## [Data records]
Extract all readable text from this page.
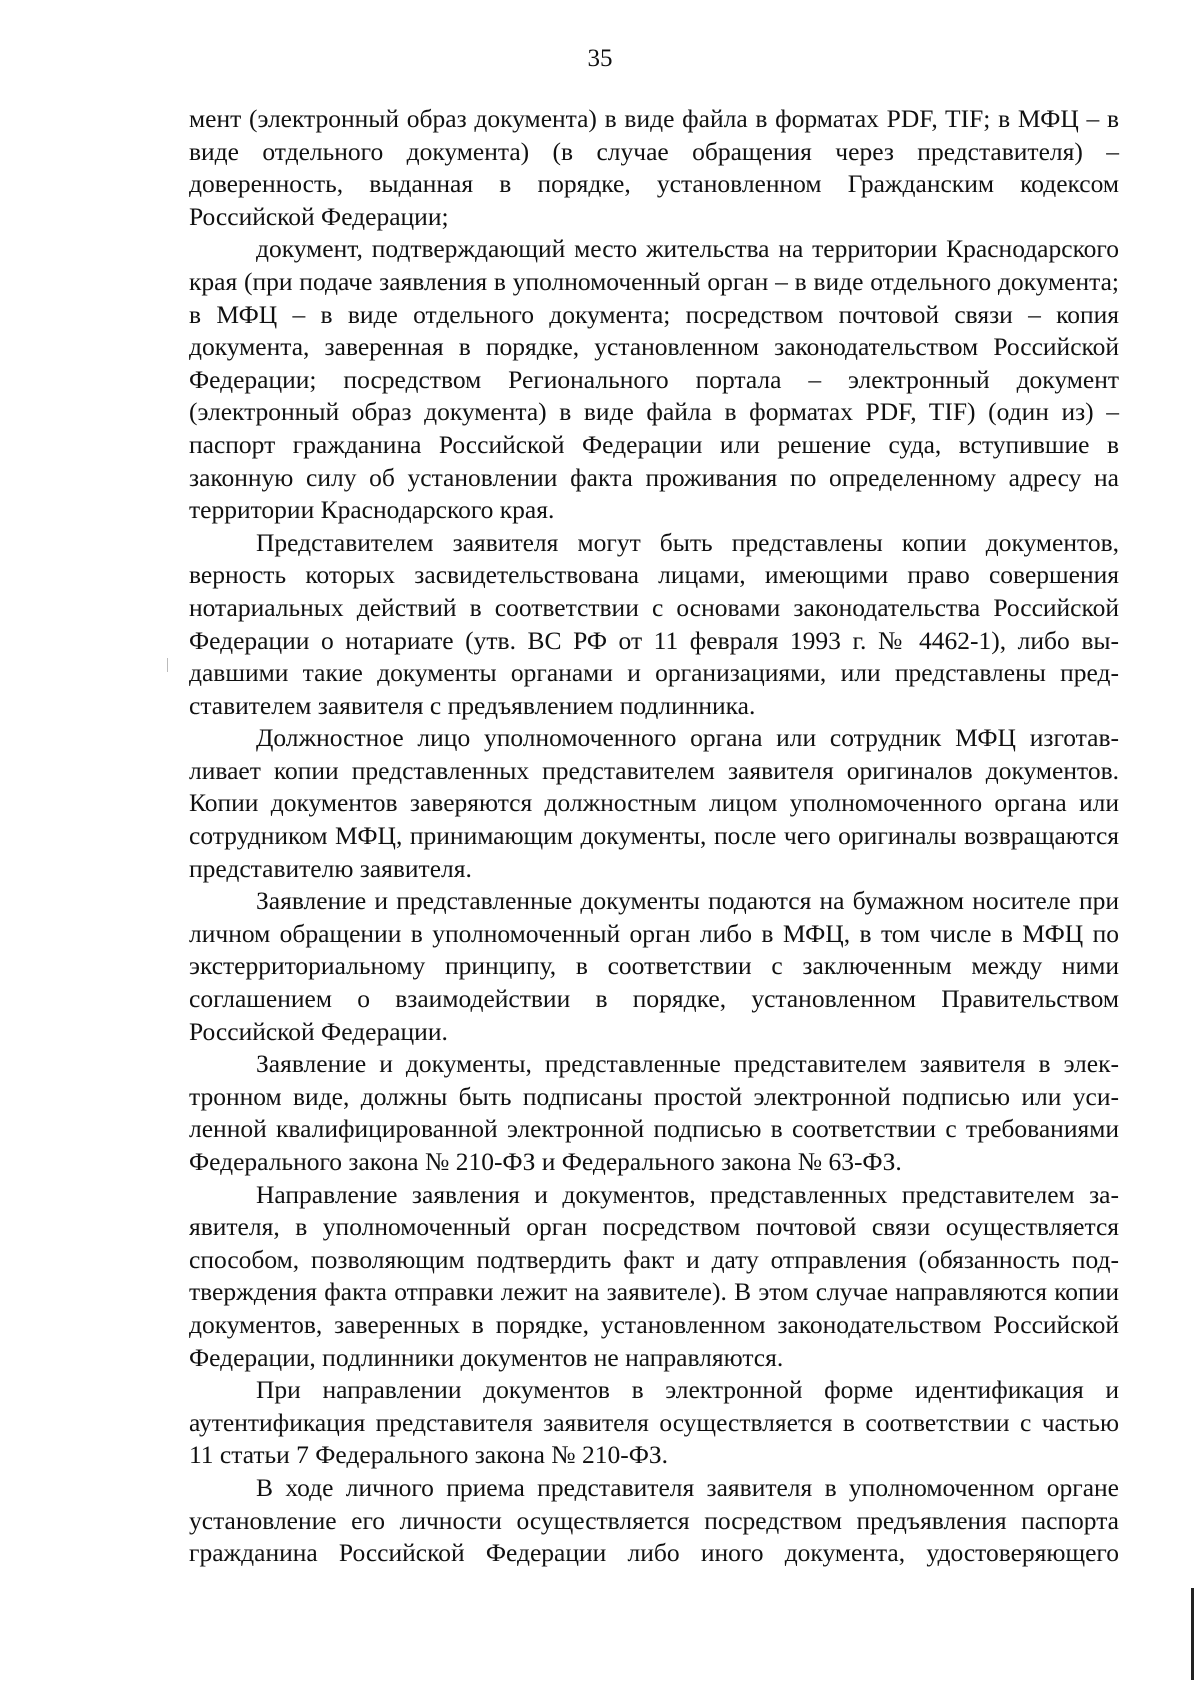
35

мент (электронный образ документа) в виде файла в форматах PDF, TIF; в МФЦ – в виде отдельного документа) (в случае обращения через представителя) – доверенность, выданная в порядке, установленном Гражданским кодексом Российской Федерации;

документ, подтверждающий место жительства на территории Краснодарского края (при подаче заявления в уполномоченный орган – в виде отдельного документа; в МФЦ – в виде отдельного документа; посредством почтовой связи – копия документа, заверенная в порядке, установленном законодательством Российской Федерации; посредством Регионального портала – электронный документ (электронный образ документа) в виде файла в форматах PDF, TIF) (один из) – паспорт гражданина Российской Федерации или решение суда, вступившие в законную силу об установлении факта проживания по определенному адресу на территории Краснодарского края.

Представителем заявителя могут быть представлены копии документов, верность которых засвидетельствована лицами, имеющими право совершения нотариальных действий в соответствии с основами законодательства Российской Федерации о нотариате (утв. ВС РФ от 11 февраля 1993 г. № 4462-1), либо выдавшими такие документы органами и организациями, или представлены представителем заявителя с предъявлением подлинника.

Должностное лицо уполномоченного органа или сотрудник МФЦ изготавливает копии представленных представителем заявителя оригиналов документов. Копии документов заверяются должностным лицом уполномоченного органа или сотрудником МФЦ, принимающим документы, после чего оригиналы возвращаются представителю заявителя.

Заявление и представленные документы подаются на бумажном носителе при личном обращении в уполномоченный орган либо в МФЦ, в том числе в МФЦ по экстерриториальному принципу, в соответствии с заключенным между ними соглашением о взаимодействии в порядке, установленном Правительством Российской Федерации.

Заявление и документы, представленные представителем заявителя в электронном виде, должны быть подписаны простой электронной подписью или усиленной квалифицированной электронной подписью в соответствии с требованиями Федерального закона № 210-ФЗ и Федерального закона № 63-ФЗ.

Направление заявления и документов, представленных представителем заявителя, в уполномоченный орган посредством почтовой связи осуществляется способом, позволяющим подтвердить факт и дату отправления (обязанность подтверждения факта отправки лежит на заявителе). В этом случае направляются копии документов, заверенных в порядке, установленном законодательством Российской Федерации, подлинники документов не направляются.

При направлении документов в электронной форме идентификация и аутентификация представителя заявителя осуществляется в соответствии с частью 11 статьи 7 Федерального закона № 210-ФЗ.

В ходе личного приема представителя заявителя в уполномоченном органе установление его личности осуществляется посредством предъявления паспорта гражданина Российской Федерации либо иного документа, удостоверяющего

## [REQUIREMENT]
Copy out each line of the material that holds the word "представителя".

## [FINAL ANSWER]
мент (электронный образ документа) в виде файла в форматах PDF, TIF; в МФЦ – в виде отдельного документа) (в случае обращения через представителя) – доверенность, выданная в порядке, установленном Гражданским кодексом Российской Федерации;
При направлении документов в электронной форме идентификация и аутентификация представителя заявителя осуществляется в соответствии с частью 11 статьи 7 Федерального закона № 210-ФЗ.
В ходе личного приема представителя заявителя в уполномоченном органе установление его личности осуществляется посредством предъявления паспорта гражданина Российской Федерации либо иного документа, удостоверяющего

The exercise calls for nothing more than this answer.